## Directives
1/ In the biography of Fatma Qandil, which university department does she work in?
2/ Reproduce the part of the Fatma Qandil biography starting with "- Notable awards: Naguib" and going on through "Literature in 2022.", word for word.
3/ Write what comes next in the biography of the Egyptian writer Fatma Qandil, picking up after its final sentence.

## Provided text
☆ ☆ ☆ ☆ ☆
- Born: 1958 (age 67–68) Egypt
- Occupations: Author, poet, translator, academic
- Writing career
- Language: Arabic
- Notable work: Empty Cages (Aqfas farigha)
- Notable awards: Naguib Mahfouz Medal for Literature (2022)

= Fatma Qandil =

Egyptian writer (born 1958)

Fatma Qandil (born 1958) is an Egyptian author, poet, playwright, translator, and academic. She is best known for her debut novel, Empty Cages (Aqfas farigha), which won the Naguib Mahfouz Medal for Literature in 2022.

==Early life==
Qandil was born in 1958 in Egypt.

== Academic and literary career ==
Alongside her literary career, Qandil works as an Associate Professor (Emerita) in the Department of Arabic Language at Helwan University in Cairo. She has also worked as the deputy editor-in-chief of Fusul, a magazine focused on literary criticism.

Before venturing into long-form fiction, Qandil established herself in Egyptian literature through her poetry, plays, and translations, having published numerous collections of poetry and works of literary criticism in Arabic.

Her English-language debut and first novel, Empty Cages (Arabic: أقفاص فارغة), was originally published in 2021. The novel is a work of auto-fiction that blurs the lines between memoir and fiction, recounting the life of an Egyptian woman growing up in a middle-class family as the society around it deteriorates in the post-colonial era. The narrative candidly tackles themes of patriarchy, trauma, displacement, poverty, and family dynamics.

In December 2022, Empty Cages was awarded the 25th Naguib Mahfouz Medal for Literature. The judging panel praised the novel for its "unflinchingly honest portrayal of the relationships of violence that lie beneath the surface of an ordinary middle-class Egyptian family." As part of the award, the novel was translated into English by Adam Talib and was published in 2025.
☆ ☆ ☆ ☆ ☆
## Rows
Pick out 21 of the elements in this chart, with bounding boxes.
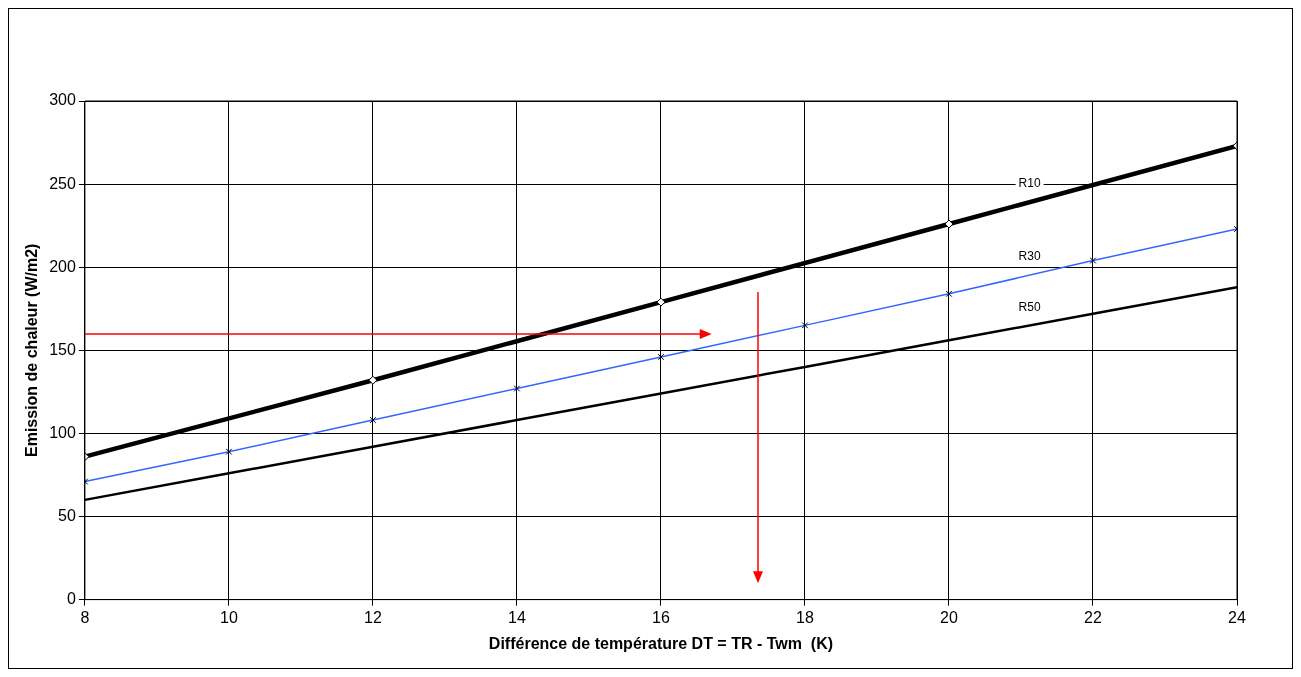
series-label: R10 xyxy=(1018,176,1041,191)
y-tick-label: 200 xyxy=(49,257,76,275)
y-tick-label: 0 xyxy=(66,590,76,608)
series-label: R30 xyxy=(1018,249,1041,264)
x-axis-title: Différence de température DT = TR - Twm (K) xyxy=(488,634,834,652)
y-tick-label: 250 xyxy=(49,174,76,192)
y-tick-label: 100 xyxy=(49,423,76,441)
y-tick-label: 300 xyxy=(49,91,76,109)
y-tick-label: 50 xyxy=(58,506,76,524)
x-tick-label: 8 xyxy=(80,608,90,626)
series-label: R50 xyxy=(1018,299,1041,314)
x-tick-label: 18 xyxy=(796,608,814,626)
x-tick-label: 24 xyxy=(1228,608,1246,626)
x-tick-label: 12 xyxy=(364,608,382,626)
x-tick-label: 20 xyxy=(940,608,958,626)
y-tick-label: 150 xyxy=(49,340,76,358)
x-tick-label: 22 xyxy=(1084,608,1102,626)
x-tick-label: 10 xyxy=(220,608,238,626)
y-axis-title: Emission de chaleur (W/m2) xyxy=(23,243,41,457)
x-tick-label: 16 xyxy=(652,608,670,626)
x-tick-label: 14 xyxy=(508,608,526,626)
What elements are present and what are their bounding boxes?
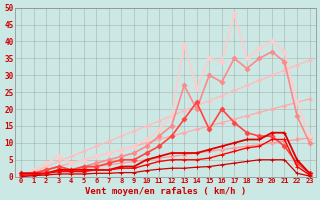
X-axis label: Vent moyen/en rafales ( km/h ): Vent moyen/en rafales ( km/h ) — [85, 187, 246, 196]
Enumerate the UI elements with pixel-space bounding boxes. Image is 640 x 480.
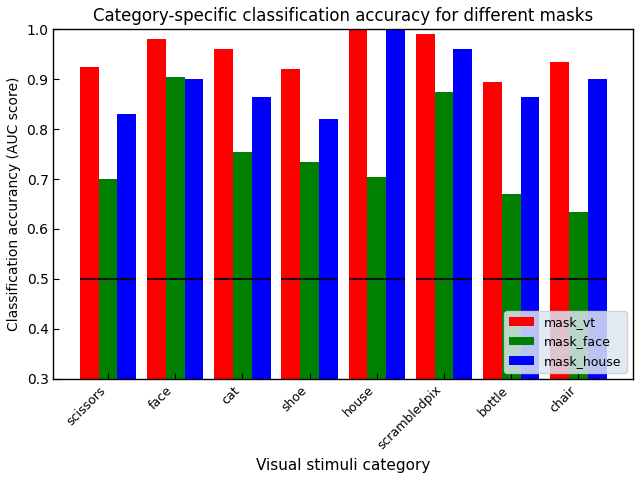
☆ ☆ ☆ ☆ ☆
## Outputs for the tasks
1/ The Department of Arabic Language at Helwan University in Cairo.

2/
- Notable awards: Naguib Mahfouz Medal for Literature (2022)

= Fatma Qandil =

Egyptian writer (born 1958)

Fatma Qandil (born 1958) is an Egyptian author, poet, playwright, translator, and academic. She is best known for her debut novel, Empty Cages (Aqfas farigha), which won the Naguib Mahfouz Medal for Literature in 2022.

3/
== Reception ==
Upon publication, Empty Cages received critical praise. Foreword Reviews observed that the novel "moves with quiet intent, tracing a life through memory's fragments," and noted how the titular cages represent both release and confinement for its subjects. In The Markaz Review, Ahmed Naji wrote that the novel displays "exceptional craftsmanship and [a] brutally honest exploration of taboo subjects." The review also highlighted how the work acts as a personal memoir that simultaneously mirrors the political and social trajectory of Egypt from the 1960s to the present day.

== Selected works ==
=== Poetry and plays ===
- ‘Ashan niqdar naʿish (So We Can Live), 1984
- Hazr al-tajawwul (Curfew), 1987
- Al-layla al-thaniya baʿd al-alf (The Second Night After the Thousand), 1990
- Samt qutna mubtalla (The Silence of Wet Cotton), 1995
- Asʾila muʿallaqa kal-dhabaʾih (Questions Hung Like Sacrifices), 2008
- Ana shahid qabrik (I Am Your Tombstone), 2009
- Bayti lahu baban (My House Has Two Doors), 2017

=== Fiction ===
- Aqfas farigha (Empty Cages), 2021. (English translation by Adam Talib, AUC Press, 2025).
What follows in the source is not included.